- [ENTRIES SUPPLIED]:
-- -- --
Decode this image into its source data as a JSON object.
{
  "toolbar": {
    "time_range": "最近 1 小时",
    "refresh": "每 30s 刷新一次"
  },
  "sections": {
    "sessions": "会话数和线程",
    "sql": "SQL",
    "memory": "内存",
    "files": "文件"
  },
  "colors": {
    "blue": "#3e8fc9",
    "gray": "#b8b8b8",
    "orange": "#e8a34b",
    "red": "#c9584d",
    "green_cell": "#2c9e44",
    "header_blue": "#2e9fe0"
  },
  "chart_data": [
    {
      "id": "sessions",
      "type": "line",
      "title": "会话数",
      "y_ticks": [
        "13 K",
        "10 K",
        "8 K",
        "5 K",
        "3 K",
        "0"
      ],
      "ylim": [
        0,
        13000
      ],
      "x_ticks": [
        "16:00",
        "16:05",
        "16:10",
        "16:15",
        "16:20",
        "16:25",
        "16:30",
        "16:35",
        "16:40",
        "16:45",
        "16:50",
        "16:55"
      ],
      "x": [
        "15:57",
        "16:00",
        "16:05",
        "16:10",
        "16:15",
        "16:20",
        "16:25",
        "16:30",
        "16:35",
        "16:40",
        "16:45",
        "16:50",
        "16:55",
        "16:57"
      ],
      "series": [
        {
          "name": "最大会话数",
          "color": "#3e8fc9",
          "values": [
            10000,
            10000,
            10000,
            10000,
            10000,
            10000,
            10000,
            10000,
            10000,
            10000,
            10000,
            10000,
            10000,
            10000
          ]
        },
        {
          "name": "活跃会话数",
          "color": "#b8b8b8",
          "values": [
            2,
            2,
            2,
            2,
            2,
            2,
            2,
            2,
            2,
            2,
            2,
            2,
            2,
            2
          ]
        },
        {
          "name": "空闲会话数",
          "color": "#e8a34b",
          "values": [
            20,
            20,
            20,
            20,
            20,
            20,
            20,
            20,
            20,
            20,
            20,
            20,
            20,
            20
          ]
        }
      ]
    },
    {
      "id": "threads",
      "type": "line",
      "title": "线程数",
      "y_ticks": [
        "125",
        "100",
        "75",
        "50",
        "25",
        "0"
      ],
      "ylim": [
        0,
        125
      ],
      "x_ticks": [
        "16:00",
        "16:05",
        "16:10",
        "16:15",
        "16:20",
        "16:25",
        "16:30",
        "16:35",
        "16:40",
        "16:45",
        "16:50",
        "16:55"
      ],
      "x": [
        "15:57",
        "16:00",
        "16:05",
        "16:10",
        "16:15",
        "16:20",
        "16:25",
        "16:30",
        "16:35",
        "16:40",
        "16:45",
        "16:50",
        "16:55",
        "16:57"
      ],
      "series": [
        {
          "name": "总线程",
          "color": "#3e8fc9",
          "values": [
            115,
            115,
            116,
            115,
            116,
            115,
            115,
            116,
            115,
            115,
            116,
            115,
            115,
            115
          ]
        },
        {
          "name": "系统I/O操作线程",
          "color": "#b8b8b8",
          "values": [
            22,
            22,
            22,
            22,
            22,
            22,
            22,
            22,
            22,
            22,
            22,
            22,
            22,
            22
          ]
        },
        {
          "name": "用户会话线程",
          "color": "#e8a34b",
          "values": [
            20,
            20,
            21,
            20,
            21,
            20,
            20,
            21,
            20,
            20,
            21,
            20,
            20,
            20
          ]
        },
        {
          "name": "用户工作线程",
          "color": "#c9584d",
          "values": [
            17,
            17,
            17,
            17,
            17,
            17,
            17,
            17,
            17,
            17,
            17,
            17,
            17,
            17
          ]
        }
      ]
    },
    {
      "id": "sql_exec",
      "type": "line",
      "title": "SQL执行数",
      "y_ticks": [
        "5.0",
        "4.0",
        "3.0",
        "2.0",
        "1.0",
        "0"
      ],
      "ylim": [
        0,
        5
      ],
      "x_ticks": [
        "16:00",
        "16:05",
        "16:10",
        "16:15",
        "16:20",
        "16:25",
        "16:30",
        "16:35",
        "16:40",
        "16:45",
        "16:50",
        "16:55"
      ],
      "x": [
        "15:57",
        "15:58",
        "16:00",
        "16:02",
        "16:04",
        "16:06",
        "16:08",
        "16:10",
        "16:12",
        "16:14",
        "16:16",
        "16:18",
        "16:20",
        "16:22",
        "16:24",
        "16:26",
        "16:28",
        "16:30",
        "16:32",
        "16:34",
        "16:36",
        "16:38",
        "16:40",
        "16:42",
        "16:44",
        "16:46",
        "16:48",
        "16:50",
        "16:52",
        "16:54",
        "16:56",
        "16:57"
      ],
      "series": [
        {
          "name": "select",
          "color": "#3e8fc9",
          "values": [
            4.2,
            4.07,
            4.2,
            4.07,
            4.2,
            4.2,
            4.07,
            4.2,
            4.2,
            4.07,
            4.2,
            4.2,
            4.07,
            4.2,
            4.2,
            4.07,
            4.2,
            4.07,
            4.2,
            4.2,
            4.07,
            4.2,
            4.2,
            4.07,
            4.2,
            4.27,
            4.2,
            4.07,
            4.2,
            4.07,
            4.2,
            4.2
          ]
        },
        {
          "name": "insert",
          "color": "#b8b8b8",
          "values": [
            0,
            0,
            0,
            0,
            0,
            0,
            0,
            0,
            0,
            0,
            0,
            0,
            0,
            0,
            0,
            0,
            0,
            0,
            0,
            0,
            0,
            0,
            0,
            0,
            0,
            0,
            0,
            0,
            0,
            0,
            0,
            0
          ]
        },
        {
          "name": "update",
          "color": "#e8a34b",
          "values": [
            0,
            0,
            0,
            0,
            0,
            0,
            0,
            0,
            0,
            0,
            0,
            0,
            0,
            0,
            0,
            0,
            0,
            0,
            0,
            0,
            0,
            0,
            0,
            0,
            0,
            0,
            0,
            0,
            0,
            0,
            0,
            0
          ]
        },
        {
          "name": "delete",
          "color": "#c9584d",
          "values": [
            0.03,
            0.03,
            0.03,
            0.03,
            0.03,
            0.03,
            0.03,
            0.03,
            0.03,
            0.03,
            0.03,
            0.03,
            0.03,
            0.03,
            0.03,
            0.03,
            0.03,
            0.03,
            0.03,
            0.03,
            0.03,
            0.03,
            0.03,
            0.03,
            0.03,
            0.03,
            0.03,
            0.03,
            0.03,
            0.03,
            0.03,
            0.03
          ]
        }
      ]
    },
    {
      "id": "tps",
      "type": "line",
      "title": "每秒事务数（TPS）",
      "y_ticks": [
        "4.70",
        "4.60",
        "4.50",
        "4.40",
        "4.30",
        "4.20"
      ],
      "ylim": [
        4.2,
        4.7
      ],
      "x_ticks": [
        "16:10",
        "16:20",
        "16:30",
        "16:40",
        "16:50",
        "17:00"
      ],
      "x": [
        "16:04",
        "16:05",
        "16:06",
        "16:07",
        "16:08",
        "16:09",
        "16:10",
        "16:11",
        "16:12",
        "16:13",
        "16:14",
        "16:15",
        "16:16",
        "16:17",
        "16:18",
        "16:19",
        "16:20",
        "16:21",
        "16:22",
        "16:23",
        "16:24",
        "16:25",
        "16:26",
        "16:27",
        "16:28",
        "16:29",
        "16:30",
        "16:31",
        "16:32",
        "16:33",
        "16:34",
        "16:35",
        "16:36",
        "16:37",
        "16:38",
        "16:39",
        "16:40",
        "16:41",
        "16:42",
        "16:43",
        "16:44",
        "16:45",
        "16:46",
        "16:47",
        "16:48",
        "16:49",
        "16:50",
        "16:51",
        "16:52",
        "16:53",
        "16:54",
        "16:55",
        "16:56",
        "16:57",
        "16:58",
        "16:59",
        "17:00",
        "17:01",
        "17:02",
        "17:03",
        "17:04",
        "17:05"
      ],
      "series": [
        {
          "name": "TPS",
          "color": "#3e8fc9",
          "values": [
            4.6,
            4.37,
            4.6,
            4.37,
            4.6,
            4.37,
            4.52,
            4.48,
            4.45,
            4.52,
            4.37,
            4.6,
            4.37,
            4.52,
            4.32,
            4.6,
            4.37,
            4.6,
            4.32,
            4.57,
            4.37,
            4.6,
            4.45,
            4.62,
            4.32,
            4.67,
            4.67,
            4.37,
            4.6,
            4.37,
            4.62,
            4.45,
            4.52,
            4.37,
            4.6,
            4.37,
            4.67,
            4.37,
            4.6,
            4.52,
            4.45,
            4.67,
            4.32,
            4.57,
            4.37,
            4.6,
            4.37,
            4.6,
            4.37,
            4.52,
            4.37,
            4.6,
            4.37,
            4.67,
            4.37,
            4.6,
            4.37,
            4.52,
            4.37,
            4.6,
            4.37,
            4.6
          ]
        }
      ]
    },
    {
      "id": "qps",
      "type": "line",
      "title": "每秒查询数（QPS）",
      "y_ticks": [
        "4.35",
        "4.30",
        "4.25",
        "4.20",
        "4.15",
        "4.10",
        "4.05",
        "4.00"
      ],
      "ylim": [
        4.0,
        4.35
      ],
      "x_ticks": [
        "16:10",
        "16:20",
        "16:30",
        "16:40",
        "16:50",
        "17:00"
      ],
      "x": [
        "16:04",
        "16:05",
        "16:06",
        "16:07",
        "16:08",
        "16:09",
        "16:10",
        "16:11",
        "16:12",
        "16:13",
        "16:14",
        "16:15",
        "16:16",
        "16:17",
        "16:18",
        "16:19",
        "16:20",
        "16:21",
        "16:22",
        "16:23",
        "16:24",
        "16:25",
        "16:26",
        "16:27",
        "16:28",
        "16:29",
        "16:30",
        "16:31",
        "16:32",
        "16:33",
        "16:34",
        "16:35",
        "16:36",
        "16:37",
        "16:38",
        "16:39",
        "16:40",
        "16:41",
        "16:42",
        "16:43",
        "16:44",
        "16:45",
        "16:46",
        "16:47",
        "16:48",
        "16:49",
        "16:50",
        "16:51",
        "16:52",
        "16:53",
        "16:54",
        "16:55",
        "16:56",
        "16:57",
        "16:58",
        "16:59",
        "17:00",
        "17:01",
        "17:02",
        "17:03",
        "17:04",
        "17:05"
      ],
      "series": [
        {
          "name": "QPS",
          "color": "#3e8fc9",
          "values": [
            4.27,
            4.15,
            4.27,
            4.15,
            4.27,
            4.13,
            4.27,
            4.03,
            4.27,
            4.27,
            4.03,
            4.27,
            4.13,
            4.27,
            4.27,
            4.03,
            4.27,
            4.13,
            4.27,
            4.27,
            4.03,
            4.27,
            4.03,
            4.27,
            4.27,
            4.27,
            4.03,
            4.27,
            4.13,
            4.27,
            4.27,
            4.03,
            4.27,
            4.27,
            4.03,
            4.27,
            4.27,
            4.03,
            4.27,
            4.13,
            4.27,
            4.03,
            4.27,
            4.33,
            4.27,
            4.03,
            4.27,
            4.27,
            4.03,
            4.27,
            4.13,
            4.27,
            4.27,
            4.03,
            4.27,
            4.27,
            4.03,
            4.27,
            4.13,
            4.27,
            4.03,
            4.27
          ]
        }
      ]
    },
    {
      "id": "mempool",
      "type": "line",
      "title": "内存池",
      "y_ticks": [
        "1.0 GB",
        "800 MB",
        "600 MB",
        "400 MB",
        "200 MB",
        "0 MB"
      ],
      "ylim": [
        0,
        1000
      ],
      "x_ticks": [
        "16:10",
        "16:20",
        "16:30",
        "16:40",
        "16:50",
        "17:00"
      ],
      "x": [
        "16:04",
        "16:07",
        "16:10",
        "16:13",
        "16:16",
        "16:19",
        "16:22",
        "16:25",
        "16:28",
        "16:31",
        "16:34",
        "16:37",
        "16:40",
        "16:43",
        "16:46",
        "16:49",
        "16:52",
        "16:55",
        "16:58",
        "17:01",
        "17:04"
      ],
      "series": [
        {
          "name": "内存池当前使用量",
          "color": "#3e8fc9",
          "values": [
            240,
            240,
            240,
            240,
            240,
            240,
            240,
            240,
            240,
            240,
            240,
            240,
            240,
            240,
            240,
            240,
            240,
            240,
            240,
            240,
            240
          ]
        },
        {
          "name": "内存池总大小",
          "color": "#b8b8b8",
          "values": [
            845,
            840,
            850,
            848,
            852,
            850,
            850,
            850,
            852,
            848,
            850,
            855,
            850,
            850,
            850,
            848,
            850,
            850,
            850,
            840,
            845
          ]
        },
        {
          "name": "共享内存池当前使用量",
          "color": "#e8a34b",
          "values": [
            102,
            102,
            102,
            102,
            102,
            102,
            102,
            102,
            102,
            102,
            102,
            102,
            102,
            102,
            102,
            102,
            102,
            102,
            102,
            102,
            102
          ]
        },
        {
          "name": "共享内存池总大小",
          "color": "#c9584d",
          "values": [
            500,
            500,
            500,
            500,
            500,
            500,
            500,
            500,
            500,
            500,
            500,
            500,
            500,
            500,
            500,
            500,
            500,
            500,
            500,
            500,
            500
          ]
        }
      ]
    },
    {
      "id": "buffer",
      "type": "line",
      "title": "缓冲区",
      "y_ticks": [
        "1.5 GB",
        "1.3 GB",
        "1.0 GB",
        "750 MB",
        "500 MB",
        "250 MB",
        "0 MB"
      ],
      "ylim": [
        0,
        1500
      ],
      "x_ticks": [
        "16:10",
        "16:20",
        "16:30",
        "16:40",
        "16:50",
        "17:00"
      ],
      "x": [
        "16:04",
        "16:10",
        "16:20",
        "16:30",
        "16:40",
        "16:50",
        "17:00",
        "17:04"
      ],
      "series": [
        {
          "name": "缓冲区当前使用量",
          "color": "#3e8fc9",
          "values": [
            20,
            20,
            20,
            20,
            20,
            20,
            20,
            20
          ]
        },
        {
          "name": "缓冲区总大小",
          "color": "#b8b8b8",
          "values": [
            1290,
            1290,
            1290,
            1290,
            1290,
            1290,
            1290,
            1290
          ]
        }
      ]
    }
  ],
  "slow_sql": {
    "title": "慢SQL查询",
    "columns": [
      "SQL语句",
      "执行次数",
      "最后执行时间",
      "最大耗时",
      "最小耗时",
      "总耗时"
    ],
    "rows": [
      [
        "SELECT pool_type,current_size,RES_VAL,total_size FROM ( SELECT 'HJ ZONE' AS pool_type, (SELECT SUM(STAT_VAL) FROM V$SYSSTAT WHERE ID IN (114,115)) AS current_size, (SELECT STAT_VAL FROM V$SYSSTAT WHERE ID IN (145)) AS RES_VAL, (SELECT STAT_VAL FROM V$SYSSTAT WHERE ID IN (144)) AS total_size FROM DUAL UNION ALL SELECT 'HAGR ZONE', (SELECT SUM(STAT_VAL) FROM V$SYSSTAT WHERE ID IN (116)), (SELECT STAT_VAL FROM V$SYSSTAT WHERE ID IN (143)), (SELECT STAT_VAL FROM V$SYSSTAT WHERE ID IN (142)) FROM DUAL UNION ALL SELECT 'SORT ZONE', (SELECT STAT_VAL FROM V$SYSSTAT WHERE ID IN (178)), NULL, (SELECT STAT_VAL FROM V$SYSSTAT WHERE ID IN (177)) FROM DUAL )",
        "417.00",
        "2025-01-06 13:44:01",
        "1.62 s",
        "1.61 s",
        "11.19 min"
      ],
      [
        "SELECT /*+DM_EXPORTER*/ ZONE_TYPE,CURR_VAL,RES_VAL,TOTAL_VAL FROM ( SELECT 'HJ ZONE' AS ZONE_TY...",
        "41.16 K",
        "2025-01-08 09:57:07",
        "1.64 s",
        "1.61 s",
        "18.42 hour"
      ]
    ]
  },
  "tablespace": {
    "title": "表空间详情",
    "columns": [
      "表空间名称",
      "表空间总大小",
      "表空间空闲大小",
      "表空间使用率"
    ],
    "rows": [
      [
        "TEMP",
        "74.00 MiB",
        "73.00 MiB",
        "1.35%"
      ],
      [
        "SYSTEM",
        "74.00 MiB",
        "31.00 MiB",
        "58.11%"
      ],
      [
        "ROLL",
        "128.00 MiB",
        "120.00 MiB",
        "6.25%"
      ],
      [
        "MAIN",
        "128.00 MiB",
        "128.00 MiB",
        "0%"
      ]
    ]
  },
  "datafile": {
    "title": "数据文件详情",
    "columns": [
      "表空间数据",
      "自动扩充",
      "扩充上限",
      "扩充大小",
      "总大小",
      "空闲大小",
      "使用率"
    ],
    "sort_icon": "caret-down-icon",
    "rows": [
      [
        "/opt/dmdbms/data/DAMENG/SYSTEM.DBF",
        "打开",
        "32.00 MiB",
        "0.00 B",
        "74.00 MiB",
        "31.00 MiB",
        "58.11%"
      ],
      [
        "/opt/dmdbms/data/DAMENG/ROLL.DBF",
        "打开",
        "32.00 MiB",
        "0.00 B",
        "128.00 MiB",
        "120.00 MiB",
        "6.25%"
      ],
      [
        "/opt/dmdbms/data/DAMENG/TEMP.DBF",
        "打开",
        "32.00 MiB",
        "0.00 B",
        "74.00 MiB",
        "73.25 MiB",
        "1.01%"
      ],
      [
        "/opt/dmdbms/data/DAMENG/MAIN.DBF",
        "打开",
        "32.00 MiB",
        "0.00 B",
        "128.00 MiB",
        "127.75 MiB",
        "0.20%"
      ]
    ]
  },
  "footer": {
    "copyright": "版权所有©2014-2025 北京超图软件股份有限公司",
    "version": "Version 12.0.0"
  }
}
-- -- --
- [TASK OBJECTIVE]:
Show the lines of the material that contain the word "SYSTEM".

- [COMPLETE OUTPUT]:
        "SYSTEM",
        "/opt/dmdbms/data/DAMENG/SYSTEM.DBF",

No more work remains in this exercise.